*DOCUMENT PASSAGE*:
'''
# What you need to do business in Las Vegas



## sks447 (Dec 13, 2009)

Hello Tshirt Ninjas. I hope this will help somebody out. 
This is what I found out that you need to legally do business in Las Vegas.

1-First thing I did was *trademark* the Russian Roulette Clothing Logo. This is actually optional but I suggest it to protect your brand from the get go. 

United States Patent and Trademark Office 

It costs around $300.00 and takes some time but dont get ripped off and pay a lawyer thousands of dollars when you can do it yourself. I got through the process by myself and I am no legal expert but with a little tenacity you will be fine.

2-*Get incorporated*. I chose the LLC option. Its simple, plus it will protect you from lawsuits if someone decides to sue you for some reason. I paid a lawyer to do this. He got me the business license and incorporated into a LLC with a EIN number for about $1300.00. It was a deal (I believe) and I know it was done right. I used Robert Johnson at Nevada Trust Attorney, Forming Nevada Corporation Tell him Matt from Russian Roulette Clothing sent you!
'''
*SET PROBLEM A*: In the forum post about doing business in Las Vegas, roughly how much did the poster pay a lawyer for the business license, the LLC, and the EIN number?
*SET PROBLEM B*: Pick up the forum post about doing business in Las Vegas after its final sentence and keep writing it.
The data that comes next has no connection to the forum post about doing business in Las Vegas.

*GIVEN MATERIAL*:
'''
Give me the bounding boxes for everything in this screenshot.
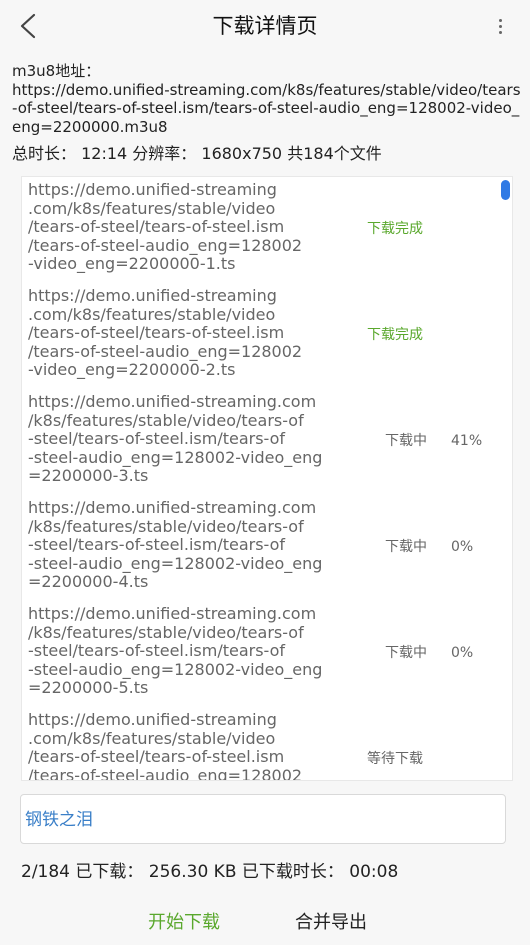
'''
*EXPECTED OUTPUT A*: About $1300.00.

*EXPECTED OUTPUT B*:
3-*Get a Tax Id number, also known as a resell license, resellers permit*, whatever.....its all the same.

You need this in order to avoid paying tax to your screenprinters or when buying supplies or for selling your shirts to stores. The store needs this number on file for legal reasons. Alot of events want you to have this so they know you are legit and paying the state tax for your sales. I know paying tax sucks but its part of the business. You then pay tax quarterly to the State of Nevada. This Tax Id number will run you about $115.00 at the Grant Sawyer building which is by Cashman Field.

4-Now you can do events, sell your merch to stores or whatever and you are much better off than you were before! Legal and Legit.

I hope this helps someone because I know this can be a confusing biz and the last thing you need is to be screwed with when you are trying to focus on things like selling and designing shirts!

Last thing these guys are good people to work with:

Tell them Matt from Russian Roulette Clothing sent you!

Action Imprinting 
- screen printing (ask for Ney)

BCE Designs coming soon! 
- heat pressing (ask for Brian)

Lastly here is my site:
Russian Roulette Clothing

Feedback always welcome! Thanks!


----------



## amarquett (Jun 23, 2013)

Hi, I know this post is very old, but I have a question for ya! I live in the LV area and was thinking of buying shirts to print on locally. Do you buy locally or have an online source? Thanks!


----------



## RickyJ702 (Jul 23, 2012)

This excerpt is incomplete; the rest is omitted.